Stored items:
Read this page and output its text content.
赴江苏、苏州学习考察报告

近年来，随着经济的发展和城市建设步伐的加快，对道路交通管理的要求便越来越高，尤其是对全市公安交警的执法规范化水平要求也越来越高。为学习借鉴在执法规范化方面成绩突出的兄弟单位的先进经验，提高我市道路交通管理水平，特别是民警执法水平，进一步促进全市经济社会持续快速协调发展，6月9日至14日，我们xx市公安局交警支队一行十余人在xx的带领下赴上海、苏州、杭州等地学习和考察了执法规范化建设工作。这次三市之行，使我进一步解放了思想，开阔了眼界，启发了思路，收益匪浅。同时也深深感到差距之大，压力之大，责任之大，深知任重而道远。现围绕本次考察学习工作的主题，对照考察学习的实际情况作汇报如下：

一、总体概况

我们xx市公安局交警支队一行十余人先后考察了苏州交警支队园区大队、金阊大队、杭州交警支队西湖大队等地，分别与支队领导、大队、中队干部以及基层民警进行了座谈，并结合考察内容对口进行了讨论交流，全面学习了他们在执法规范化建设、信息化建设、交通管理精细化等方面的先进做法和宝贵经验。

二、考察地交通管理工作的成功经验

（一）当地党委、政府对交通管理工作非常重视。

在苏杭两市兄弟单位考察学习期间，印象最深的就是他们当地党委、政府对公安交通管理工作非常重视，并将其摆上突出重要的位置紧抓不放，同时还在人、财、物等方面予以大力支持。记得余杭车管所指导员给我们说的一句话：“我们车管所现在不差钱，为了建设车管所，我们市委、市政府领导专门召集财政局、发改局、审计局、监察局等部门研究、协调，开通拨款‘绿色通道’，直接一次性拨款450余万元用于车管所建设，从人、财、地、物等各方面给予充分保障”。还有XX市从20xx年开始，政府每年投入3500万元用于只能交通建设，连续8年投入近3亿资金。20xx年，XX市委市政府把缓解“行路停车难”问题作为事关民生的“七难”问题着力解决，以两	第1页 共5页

Prompt -> Extract the entries above verbatim.

Reply ->
Read this page and output its text content.
赴江苏、苏州学习考察报告

近年来，随着经济的发展和城市建设步伐的加快，对道路交通管理的要求便越来越高，尤其是对全市公安交警的执法规范化水平要求也越来越高。为学习借鉴在执法规范化方面成绩突出的兄弟单位的先进经验，提高我市道路交通管理水平，特别是民警执法水平，进一步促进全市经济社会持续快速协调发展，6月9日至14日，我们xx市公安局交警支队一行十余人在xx的带领下赴上海、苏州、杭州等地学习和考察了执法规范化建设工作。这次三市之行，使我进一步解放了思想，开阔了眼界，启发了思路，收益匪浅。同时也深深感到差距之大，压力之大，责任之大，深知任重而道远。现围绕本次考察学习工作的主题，对照考察学习的实际情况作汇报如下：

一、总体概况

我们xx市公安局交警支队一行十余人先后考察了苏州交警支队园区大队、金阊大队、杭州交警支队西湖大队等地，分别与支队领导、大队、中队干部以及基层民警进行了座谈，并结合考察内容对口进行了讨论交流，全面学习了他们在执法规范化建设、信息化建设、交通管理精细化等方面的先进做法和宝贵经验。

二、考察地交通管理工作的成功经验

（一）当地党委、政府对交通管理工作非常重视。

在苏杭两市兄弟单位考察学习期间，印象最深的就是他们当地党委、政府对公安交通管理工作非常重视，并将其摆上突出重要的位置紧抓不放，同时还在人、财、物等方面予以大力支持。记得余杭车管所指导员给我们说的一句话：“我们车管所现在不差钱，为了建设车管所，我们市委、市政府领导专门召集财政局、发改局、审计局、监察局等部门研究、协调，开通拨款‘绿色通道’，直接一次性拨款450余万元用于车管所建设，从人、财、地、物等各方面给予充分保障”。还有XX市从20xx年开始，政府每年投入3500万元用于只能交通建设，连续8年投入近3亿资金。20xx年，XX市委市政府把缓解“行路停车难”问题作为事关民生的“七难”问题着力解决，以两	第1页 共5页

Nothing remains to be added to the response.